PAGE EXTRACT:
_ _ _ _ _
Latest revision as of 16:54, 22 July 2023

Glossary.svg This page describes a concept which is part of our glossary

A system of operating as an evolving organisation is common to all nodes in the Ontology, the conceptual structure of this kind of organisation that captures these principles of collaboration and self-governance is considered to be the Foundation Ontology for the Organic Design system. The Foundation Ontology is a common form of organisation that spans both real-world organisation, and informational systems alike, it defines what it is to be a node in the unified Ontology. Since the Foundation Ontology defines the attributes that are common to all organisations in the network, it's important that the bottom lines designed in its system remain aligned with the core values and common vision.

The OOP paradigm was designed to allow software and systems to be designed where the description of the program which is interpreted and acted upon by the computer has a direct relationship with the high-level model of the system. prototype-based languages make objects even more isomorphic to the real world by allowing any collections of functionality and information to be used as either an instance or a class on which other instances are based. The semantic web also extends the object paradigm by creating a universal concept network which can be knitted together in a uniform way to create standard ontologies.

2023 description

The most fundamental concepts common to all cognitive agency can be described by a recursive dichotomy. A process model based on two orthogonal dichotomies that give rise to subjective agency in four-quadrant form.

More specifically, the process extends itself into a self-organising singleton instance, inside which there exist many subjective four-quadrant POVs all embedded within a unified shared arena. The shared arena is formed from established subjective meaning, but seen from all perspectives as "objective external reality" because it's common to all, and not under direct control of any (it's the result of an unseen collaborative process called the bottom-up synchronous domain).

This is a modern formulation of an ancient idea that can be found in many philosophical and spiritual traditions throughout history. For example, the ancient Chinese Yin/Yang dichotomy which derives a system of patterns (classes) and images (instances) interacting in accord with inner world (local) and outer-world (non-local) dynamics.

To create a software process that reflects this general system of agency does not require that we define the system from the most fundamental dichotomy (self-reference). Because all computational contexts offer access to high-level data structures, which means we can start our definition at a higher level of abstraction leaving the lower levels for philosophical discussions.

Process in general depends on space (material, information) and energy (change, agency) resource, and our system of agency needs to be defined in terms of interactions involving information and agency. In other words, space and attention in their most fundamental forms can be re-organised into an evolving agent-arena complex.
_ _ _ _ _
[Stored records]
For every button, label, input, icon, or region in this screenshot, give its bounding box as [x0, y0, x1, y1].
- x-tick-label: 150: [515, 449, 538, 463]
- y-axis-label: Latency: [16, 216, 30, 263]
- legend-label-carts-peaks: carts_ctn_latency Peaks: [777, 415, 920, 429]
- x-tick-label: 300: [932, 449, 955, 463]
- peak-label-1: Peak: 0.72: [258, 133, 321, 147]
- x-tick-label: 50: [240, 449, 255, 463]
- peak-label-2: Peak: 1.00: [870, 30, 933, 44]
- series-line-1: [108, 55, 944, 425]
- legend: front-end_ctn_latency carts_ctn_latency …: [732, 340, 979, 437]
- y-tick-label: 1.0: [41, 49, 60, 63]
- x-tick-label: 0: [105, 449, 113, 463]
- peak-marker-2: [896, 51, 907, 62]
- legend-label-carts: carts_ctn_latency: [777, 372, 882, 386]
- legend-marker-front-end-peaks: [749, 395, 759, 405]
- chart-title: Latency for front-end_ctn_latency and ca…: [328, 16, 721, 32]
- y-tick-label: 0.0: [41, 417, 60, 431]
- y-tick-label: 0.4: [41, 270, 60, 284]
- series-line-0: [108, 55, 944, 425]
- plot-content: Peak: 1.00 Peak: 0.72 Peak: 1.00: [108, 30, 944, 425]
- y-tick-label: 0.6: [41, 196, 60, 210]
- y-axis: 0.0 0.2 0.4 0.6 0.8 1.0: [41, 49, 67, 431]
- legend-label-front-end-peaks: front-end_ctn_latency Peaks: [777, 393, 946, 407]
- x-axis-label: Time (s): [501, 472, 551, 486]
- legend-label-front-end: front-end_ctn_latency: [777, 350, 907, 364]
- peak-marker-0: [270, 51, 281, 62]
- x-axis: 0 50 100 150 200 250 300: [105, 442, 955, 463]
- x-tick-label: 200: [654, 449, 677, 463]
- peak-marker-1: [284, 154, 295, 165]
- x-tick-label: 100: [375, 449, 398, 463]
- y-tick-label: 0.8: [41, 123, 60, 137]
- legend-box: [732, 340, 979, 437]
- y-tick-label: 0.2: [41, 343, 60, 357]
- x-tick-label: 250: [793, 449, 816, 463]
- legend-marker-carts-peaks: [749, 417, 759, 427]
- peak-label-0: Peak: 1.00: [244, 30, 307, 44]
_ _ _ _ _
TASK TO CARRY OUT: Please repeat the page on the Foundation Ontology between "Process in general" and "evolving agent-arena complex.", inclusive, swapping "attention" for "awareness". The records were taken from a different source.

TASK ANSWER:
Process in general depends on space (material, information) and energy (change, agency) resource, and our system of agency needs to be defined in terms of interactions involving information and agency. In other words, space and awareness in their most fundamental forms can be re-organised into an evolving agent-arena complex.